— start of Information supplied —
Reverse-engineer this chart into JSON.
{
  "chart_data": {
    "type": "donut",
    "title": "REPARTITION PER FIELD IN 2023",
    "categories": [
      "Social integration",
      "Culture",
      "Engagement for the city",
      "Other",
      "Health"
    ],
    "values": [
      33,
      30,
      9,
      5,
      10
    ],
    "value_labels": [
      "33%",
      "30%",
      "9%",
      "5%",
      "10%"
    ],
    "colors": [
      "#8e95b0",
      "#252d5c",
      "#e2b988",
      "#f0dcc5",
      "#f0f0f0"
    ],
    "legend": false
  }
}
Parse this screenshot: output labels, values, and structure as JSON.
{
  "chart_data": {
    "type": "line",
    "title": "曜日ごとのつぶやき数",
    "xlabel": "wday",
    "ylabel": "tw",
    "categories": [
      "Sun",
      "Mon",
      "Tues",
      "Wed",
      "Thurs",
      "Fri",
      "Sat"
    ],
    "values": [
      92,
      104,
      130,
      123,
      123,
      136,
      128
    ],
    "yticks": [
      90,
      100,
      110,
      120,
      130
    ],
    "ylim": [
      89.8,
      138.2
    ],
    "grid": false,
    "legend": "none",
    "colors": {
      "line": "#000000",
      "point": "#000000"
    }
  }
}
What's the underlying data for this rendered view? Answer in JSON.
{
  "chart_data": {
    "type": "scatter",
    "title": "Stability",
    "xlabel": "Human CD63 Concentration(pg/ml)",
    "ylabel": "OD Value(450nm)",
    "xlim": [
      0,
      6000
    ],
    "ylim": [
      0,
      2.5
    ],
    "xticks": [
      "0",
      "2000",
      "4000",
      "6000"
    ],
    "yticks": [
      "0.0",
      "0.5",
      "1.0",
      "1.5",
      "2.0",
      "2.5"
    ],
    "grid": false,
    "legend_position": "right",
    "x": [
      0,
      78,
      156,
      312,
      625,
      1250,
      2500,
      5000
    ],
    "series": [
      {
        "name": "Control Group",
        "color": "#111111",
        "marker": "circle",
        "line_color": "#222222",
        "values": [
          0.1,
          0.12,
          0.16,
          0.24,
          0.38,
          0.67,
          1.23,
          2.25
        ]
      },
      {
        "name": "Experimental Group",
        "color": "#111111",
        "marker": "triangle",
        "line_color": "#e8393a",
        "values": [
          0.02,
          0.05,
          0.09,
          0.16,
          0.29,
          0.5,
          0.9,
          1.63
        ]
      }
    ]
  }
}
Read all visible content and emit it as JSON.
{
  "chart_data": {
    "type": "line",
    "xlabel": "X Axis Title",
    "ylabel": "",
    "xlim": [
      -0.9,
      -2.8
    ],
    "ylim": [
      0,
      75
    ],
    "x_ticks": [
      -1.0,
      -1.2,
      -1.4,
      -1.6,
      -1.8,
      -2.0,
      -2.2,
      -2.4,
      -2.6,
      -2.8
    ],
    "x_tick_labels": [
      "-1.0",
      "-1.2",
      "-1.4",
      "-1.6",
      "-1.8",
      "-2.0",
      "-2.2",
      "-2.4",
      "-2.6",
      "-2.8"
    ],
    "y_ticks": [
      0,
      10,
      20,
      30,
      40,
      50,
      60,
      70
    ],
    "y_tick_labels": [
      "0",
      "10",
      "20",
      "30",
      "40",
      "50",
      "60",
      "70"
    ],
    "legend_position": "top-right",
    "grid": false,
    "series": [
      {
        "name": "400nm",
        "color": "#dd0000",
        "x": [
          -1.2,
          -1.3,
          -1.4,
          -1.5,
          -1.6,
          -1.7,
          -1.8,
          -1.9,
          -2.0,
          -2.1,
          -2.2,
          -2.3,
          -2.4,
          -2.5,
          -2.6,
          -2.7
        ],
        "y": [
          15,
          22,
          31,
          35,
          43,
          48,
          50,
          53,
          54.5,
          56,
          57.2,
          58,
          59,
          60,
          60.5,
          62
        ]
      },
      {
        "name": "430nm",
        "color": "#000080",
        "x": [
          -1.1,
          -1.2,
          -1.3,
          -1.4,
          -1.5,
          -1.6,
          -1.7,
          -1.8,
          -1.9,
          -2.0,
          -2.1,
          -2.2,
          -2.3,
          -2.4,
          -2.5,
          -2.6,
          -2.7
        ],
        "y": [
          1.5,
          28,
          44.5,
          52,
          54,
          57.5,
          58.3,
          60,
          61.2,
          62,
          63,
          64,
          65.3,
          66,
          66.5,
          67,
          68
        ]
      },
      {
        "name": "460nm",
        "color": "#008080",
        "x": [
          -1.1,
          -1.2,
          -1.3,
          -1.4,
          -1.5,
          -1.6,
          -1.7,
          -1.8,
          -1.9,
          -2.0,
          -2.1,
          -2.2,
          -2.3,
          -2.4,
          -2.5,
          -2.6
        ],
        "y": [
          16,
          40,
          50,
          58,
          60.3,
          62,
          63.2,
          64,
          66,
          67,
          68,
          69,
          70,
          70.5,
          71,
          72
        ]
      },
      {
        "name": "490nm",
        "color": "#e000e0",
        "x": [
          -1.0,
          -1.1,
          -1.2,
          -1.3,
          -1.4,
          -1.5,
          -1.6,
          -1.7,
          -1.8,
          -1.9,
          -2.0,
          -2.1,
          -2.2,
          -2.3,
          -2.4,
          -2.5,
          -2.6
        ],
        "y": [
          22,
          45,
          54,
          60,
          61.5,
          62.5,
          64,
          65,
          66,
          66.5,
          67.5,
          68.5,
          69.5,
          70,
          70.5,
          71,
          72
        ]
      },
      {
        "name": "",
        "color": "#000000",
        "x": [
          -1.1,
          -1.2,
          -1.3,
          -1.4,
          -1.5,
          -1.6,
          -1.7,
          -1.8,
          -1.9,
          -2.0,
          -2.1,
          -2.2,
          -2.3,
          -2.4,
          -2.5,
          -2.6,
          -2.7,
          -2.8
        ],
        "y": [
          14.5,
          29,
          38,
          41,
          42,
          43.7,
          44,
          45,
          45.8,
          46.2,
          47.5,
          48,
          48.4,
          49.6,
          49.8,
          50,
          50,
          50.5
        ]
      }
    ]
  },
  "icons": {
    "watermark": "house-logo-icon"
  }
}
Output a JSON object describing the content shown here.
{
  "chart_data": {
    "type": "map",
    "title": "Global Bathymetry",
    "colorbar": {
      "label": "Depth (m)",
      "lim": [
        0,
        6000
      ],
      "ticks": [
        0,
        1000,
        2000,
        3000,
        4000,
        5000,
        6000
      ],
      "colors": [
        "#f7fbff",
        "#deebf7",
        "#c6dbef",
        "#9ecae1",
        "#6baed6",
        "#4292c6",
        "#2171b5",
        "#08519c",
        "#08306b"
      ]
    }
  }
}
— end of Information supplied —
### Stated goal
Scan the records above and report how many lines include the word "content", without any other text.

### Worked solution
2